## Requirement
Quote every line below exactly and skip any picture.

## Record extracts
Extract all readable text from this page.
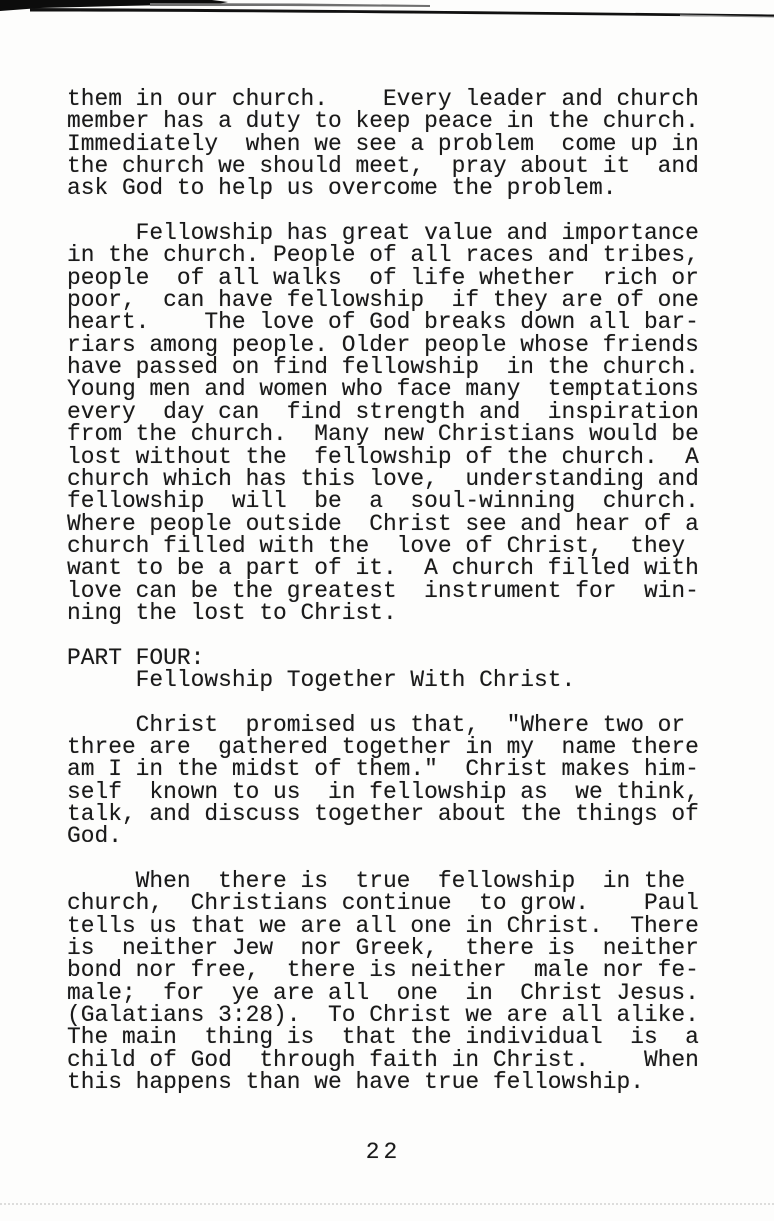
them in our church.    Every leader and church
member has a duty to keep peace in the church.
Immediately  when we see a problem  come up in
the church we should meet,  pray about it  and
ask God to help us overcome the problem.
Fellowship has great value and importance
in the church. People of all races and tribes,
people  of all walks  of life whether  rich or
poor,  can have fellowship  if they are of one
heart.    The love of God breaks down all bar-
riars among people. Older people whose friends
have passed on find fellowship  in the church.
Young men and women who face many  temptations
every  day can  find strength and  inspiration
from the church.  Many new Christians would be
lost without the  fellowship of the church.  A
church which has this love,  understanding and
fellowship  will  be  a  soul-winning  church.
Where people outside  Christ see and hear of a
church filled with the  love of Christ,  they
want to be a part of it.  A church filled with
love can be the greatest  instrument for  win-
ning the lost to Christ.
PART FOUR:
Fellowship Together With Christ.
Christ  promised us that,  "Where two or
three are  gathered together in my  name there
am I in the midst of them."  Christ makes him-
self  known to us  in fellowship as  we think,
talk, and discuss together about the things of
God.
When  there is  true  fellowship  in the
church,  Christians continue  to grow.    Paul
tells us that we are all one in Christ.  There
is  neither Jew  nor Greek,  there is  neither
bond nor free,  there is neither  male nor fe-
male;  for  ye are all  one  in  Christ Jesus.
(Galatians 3:28).  To Christ we are all alike.
The main  thing is  that the individual  is  a
child of God  through faith in Christ.    When
this happens than we have true fellowship.
22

## Reply
Extract all readable text from this page.
them in our church.    Every leader and church
member has a duty to keep peace in the church.
Immediately  when we see a problem  come up in
the church we should meet,  pray about it  and
ask God to help us overcome the problem.
Fellowship has great value and importance
in the church. People of all races and tribes,
people  of all walks  of life whether  rich or
poor,  can have fellowship  if they are of one
heart.    The love of God breaks down all bar-
riars among people. Older people whose friends
have passed on find fellowship  in the church.
Young men and women who face many  temptations
every  day can  find strength and  inspiration
from the church.  Many new Christians would be
lost without the  fellowship of the church.  A
church which has this love,  understanding and
fellowship  will  be  a  soul-winning  church.
Where people outside  Christ see and hear of a
church filled with the  love of Christ,  they
want to be a part of it.  A church filled with
love can be the greatest  instrument for  win-
ning the lost to Christ.
PART FOUR:
Fellowship Together With Christ.
Christ  promised us that,  "Where two or
three are  gathered together in my  name there
am I in the midst of them."  Christ makes him-
self  known to us  in fellowship as  we think,
talk, and discuss together about the things of
God.
When  there is  true  fellowship  in the
church,  Christians continue  to grow.    Paul
tells us that we are all one in Christ.  There
is  neither Jew  nor Greek,  there is  neither
bond nor free,  there is neither  male nor fe-
male;  for  ye are all  one  in  Christ Jesus.
(Galatians 3:28).  To Christ we are all alike.
The main  thing is  that the individual  is  a
child of God  through faith in Christ.    When
this happens than we have true fellowship.
22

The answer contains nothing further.